INPUT DATA:
★ ★ ★ ★
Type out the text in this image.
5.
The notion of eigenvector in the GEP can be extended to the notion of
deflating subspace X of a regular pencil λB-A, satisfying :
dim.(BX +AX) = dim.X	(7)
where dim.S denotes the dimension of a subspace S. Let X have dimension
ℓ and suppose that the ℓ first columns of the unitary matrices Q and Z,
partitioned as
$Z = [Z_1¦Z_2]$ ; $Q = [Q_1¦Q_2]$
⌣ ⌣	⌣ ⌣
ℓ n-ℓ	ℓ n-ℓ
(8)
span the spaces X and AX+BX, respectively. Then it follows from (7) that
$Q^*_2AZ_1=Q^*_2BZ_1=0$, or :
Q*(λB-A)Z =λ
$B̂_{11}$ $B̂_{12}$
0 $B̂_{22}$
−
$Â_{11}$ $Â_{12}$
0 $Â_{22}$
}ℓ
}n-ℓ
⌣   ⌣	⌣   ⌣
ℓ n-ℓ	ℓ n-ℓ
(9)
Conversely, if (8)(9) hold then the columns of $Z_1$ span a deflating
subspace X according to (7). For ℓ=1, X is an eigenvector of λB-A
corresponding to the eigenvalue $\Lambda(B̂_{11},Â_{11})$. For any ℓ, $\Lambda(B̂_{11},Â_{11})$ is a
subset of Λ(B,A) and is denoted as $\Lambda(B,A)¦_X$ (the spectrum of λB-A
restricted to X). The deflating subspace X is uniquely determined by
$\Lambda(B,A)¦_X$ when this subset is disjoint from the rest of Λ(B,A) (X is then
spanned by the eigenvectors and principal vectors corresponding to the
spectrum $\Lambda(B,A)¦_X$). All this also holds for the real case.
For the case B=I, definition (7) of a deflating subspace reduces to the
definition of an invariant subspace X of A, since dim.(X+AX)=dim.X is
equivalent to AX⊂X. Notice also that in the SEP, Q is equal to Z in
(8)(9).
★ ★ ★ ★
EXERCISE REQUIREMENTS: All entries shown above should be printed again exactly.

SOLVED PROBLEM:
Type out the text in this image.
5.
The notion of eigenvector in the GEP can be extended to the notion of
deflating subspace X of a regular pencil λB-A, satisfying :
dim.(BX +AX) = dim.X	(7)
where dim.S denotes the dimension of a subspace S. Let X have dimension
ℓ and suppose that the ℓ first columns of the unitary matrices Q and Z,
partitioned as
$Z = [Z_1¦Z_2]$ ; $Q = [Q_1¦Q_2]$
⌣ ⌣	⌣ ⌣
ℓ n-ℓ	ℓ n-ℓ
(8)
span the spaces X and AX+BX, respectively. Then it follows from (7) that
$Q^*_2AZ_1=Q^*_2BZ_1=0$, or :
Q*(λB-A)Z =λ
$B̂_{11}$ $B̂_{12}$
0 $B̂_{22}$
−
$Â_{11}$ $Â_{12}$
0 $Â_{22}$
}ℓ
}n-ℓ
⌣   ⌣	⌣   ⌣
ℓ n-ℓ	ℓ n-ℓ
(9)
Conversely, if (8)(9) hold then the columns of $Z_1$ span a deflating
subspace X according to (7). For ℓ=1, X is an eigenvector of λB-A
corresponding to the eigenvalue $\Lambda(B̂_{11},Â_{11})$. For any ℓ, $\Lambda(B̂_{11},Â_{11})$ is a
subset of Λ(B,A) and is denoted as $\Lambda(B,A)¦_X$ (the spectrum of λB-A
restricted to X). The deflating subspace X is uniquely determined by
$\Lambda(B,A)¦_X$ when this subset is disjoint from the rest of Λ(B,A) (X is then
spanned by the eigenvectors and principal vectors corresponding to the
spectrum $\Lambda(B,A)¦_X$). All this also holds for the real case.
For the case B=I, definition (7) of a deflating subspace reduces to the
definition of an invariant subspace X of A, since dim.(X+AX)=dim.X is
equivalent to AX⊂X. Notice also that in the SEP, Q is equal to Z in
(8)(9).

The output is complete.